▸ **Work to do**
The entries below are to be written out again without alteration.

**** Provided records ****

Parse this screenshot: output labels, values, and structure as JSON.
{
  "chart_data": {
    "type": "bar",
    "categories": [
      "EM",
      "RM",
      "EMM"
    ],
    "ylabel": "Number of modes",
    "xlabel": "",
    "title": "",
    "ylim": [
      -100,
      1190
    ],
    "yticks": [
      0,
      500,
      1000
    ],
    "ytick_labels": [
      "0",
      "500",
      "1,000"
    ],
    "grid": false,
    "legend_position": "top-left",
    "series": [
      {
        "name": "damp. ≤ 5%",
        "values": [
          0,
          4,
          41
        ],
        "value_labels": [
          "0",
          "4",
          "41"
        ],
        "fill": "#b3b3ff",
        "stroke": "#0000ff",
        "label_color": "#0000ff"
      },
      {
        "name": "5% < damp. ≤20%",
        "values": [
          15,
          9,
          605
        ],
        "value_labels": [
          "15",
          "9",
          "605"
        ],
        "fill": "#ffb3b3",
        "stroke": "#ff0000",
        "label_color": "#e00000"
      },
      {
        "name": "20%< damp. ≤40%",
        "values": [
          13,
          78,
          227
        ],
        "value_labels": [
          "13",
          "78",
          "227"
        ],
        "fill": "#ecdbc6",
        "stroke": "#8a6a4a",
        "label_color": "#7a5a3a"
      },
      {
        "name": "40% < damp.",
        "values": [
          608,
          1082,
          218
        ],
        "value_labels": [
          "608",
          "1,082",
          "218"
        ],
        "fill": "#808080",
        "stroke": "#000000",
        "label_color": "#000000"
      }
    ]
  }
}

****

▸ **Correct response**
Parse this screenshot: output labels, values, and structure as JSON.
{
  "chart_data": {
    "type": "bar",
    "categories": [
      "EM",
      "RM",
      "EMM"
    ],
    "ylabel": "Number of modes",
    "xlabel": "",
    "title": "",
    "ylim": [
      -100,
      1190
    ],
    "yticks": [
      0,
      500,
      1000
    ],
    "ytick_labels": [
      "0",
      "500",
      "1,000"
    ],
    "grid": false,
    "legend_position": "top-left",
    "series": [
      {
        "name": "damp. ≤ 5%",
        "values": [
          0,
          4,
          41
        ],
        "value_labels": [
          "0",
          "4",
          "41"
        ],
        "fill": "#b3b3ff",
        "stroke": "#0000ff",
        "label_color": "#0000ff"
      },
      {
        "name": "5% < damp. ≤20%",
        "values": [
          15,
          9,
          605
        ],
        "value_labels": [
          "15",
          "9",
          "605"
        ],
        "fill": "#ffb3b3",
        "stroke": "#ff0000",
        "label_color": "#e00000"
      },
      {
        "name": "20%< damp. ≤40%",
        "values": [
          13,
          78,
          227
        ],
        "value_labels": [
          "13",
          "78",
          "227"
        ],
        "fill": "#ecdbc6",
        "stroke": "#8a6a4a",
        "label_color": "#7a5a3a"
      },
      {
        "name": "40% < damp.",
        "values": [
          608,
          1082,
          218
        ],
        "value_labels": [
          "608",
          "1,082",
          "218"
        ],
        "fill": "#808080",
        "stroke": "#000000",
        "label_color": "#000000"
      }
    ]
  }
}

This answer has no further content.